» To do
Without altering anything, repeat each of the records.

» Supplied material
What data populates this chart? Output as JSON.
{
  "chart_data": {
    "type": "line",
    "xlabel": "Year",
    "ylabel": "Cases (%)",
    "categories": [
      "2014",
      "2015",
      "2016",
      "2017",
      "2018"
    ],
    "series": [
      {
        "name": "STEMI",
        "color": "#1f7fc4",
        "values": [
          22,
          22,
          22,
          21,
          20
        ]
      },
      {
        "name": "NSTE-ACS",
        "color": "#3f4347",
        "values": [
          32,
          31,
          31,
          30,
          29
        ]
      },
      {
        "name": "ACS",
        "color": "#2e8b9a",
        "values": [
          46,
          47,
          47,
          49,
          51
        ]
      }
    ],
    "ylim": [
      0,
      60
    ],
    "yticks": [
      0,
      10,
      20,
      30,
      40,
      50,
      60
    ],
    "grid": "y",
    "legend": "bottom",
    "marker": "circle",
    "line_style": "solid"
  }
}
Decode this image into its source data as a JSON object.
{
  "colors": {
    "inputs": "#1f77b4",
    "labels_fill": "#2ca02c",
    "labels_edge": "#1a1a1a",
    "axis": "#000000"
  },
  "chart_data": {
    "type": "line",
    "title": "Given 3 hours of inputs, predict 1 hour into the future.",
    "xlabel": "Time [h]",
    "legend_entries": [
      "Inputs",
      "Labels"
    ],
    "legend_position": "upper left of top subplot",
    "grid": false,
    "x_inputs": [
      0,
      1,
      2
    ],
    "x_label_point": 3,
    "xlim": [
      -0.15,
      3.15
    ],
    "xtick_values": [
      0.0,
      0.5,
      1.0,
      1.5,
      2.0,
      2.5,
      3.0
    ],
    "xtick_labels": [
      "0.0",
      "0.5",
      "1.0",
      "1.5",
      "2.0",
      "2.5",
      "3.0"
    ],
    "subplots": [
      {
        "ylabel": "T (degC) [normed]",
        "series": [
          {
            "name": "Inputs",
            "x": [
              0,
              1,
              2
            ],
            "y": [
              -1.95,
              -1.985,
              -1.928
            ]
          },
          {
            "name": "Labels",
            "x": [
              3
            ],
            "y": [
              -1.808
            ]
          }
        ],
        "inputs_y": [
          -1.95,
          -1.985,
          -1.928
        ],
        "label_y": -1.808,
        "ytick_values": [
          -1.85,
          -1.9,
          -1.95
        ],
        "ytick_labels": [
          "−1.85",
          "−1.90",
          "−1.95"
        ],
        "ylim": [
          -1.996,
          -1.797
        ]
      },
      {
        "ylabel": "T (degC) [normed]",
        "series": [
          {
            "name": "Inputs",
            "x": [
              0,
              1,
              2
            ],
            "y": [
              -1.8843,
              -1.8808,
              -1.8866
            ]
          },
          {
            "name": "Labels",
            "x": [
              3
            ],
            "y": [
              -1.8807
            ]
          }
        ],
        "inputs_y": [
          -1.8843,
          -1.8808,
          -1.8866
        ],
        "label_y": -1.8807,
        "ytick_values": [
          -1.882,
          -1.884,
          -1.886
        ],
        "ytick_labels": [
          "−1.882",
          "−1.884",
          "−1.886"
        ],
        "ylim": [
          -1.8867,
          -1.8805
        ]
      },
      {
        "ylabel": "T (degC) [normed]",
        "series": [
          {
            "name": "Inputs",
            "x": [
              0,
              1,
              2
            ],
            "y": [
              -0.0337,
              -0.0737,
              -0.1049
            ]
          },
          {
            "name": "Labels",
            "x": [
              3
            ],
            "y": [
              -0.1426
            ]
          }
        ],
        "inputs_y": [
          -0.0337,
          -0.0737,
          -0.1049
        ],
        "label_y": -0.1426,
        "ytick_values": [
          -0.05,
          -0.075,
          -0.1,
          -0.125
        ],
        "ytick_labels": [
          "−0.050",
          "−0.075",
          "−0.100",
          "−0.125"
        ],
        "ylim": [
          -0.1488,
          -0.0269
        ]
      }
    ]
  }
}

» Final result
What data populates this chart? Output as JSON.
{
  "chart_data": {
    "type": "line",
    "xlabel": "Year",
    "ylabel": "Cases (%)",
    "categories": [
      "2014",
      "2015",
      "2016",
      "2017",
      "2018"
    ],
    "series": [
      {
        "name": "STEMI",
        "color": "#1f7fc4",
        "values": [
          22,
          22,
          22,
          21,
          20
        ]
      },
      {
        "name": "NSTE-ACS",
        "color": "#3f4347",
        "values": [
          32,
          31,
          31,
          30,
          29
        ]
      },
      {
        "name": "ACS",
        "color": "#2e8b9a",
        "values": [
          46,
          47,
          47,
          49,
          51
        ]
      }
    ],
    "ylim": [
      0,
      60
    ],
    "yticks": [
      0,
      10,
      20,
      30,
      40,
      50,
      60
    ],
    "grid": "y",
    "legend": "bottom",
    "marker": "circle",
    "line_style": "solid"
  }
}
Decode this image into its source data as a JSON object.
{
  "colors": {
    "inputs": "#1f77b4",
    "labels_fill": "#2ca02c",
    "labels_edge": "#1a1a1a",
    "axis": "#000000"
  },
  "chart_data": {
    "type": "line",
    "title": "Given 3 hours of inputs, predict 1 hour into the future.",
    "xlabel": "Time [h]",
    "legend_entries": [
      "Inputs",
      "Labels"
    ],
    "legend_position": "upper left of top subplot",
    "grid": false,
    "x_inputs": [
      0,
      1,
      2
    ],
    "x_label_point": 3,
    "xlim": [
      -0.15,
      3.15
    ],
    "xtick_values": [
      0.0,
      0.5,
      1.0,
      1.5,
      2.0,
      2.5,
      3.0
    ],
    "xtick_labels": [
      "0.0",
      "0.5",
      "1.0",
      "1.5",
      "2.0",
      "2.5",
      "3.0"
    ],
    "subplots": [
      {
        "ylabel": "T (degC) [normed]",
        "series": [
          {
            "name": "Inputs",
            "x": [
              0,
              1,
              2
            ],
            "y": [
              -1.95,
              -1.985,
              -1.928
            ]
          },
          {
            "name": "Labels",
            "x": [
              3
            ],
            "y": [
              -1.808
            ]
          }
        ],
        "inputs_y": [
          -1.95,
          -1.985,
          -1.928
        ],
        "label_y": -1.808,
        "ytick_values": [
          -1.85,
          -1.9,
          -1.95
        ],
        "ytick_labels": [
          "−1.85",
          "−1.90",
          "−1.95"
        ],
        "ylim": [
          -1.996,
          -1.797
        ]
      },
      {
        "ylabel": "T (degC) [normed]",
        "series": [
          {
            "name": "Inputs",
            "x": [
              0,
              1,
              2
            ],
            "y": [
              -1.8843,
              -1.8808,
              -1.8866
            ]
          },
          {
            "name": "Labels",
            "x": [
              3
            ],
            "y": [
              -1.8807
            ]
          }
        ],
        "inputs_y": [
          -1.8843,
          -1.8808,
          -1.8866
        ],
        "label_y": -1.8807,
        "ytick_values": [
          -1.882,
          -1.884,
          -1.886
        ],
        "ytick_labels": [
          "−1.882",
          "−1.884",
          "−1.886"
        ],
        "ylim": [
          -1.8867,
          -1.8805
        ]
      },
      {
        "ylabel": "T (degC) [normed]",
        "series": [
          {
            "name": "Inputs",
            "x": [
              0,
              1,
              2
            ],
            "y": [
              -0.0337,
              -0.0737,
              -0.1049
            ]
          },
          {
            "name": "Labels",
            "x": [
              3
            ],
            "y": [
              -0.1426
            ]
          }
        ],
        "inputs_y": [
          -0.0337,
          -0.0737,
          -0.1049
        ],
        "label_y": -0.1426,
        "ytick_values": [
          -0.05,
          -0.075,
          -0.1,
          -0.125
        ],
        "ytick_labels": [
          "−0.050",
          "−0.075",
          "−0.100",
          "−0.125"
        ],
        "ylim": [
          -0.1488,
          -0.0269
        ]
      }
    ]
  }
}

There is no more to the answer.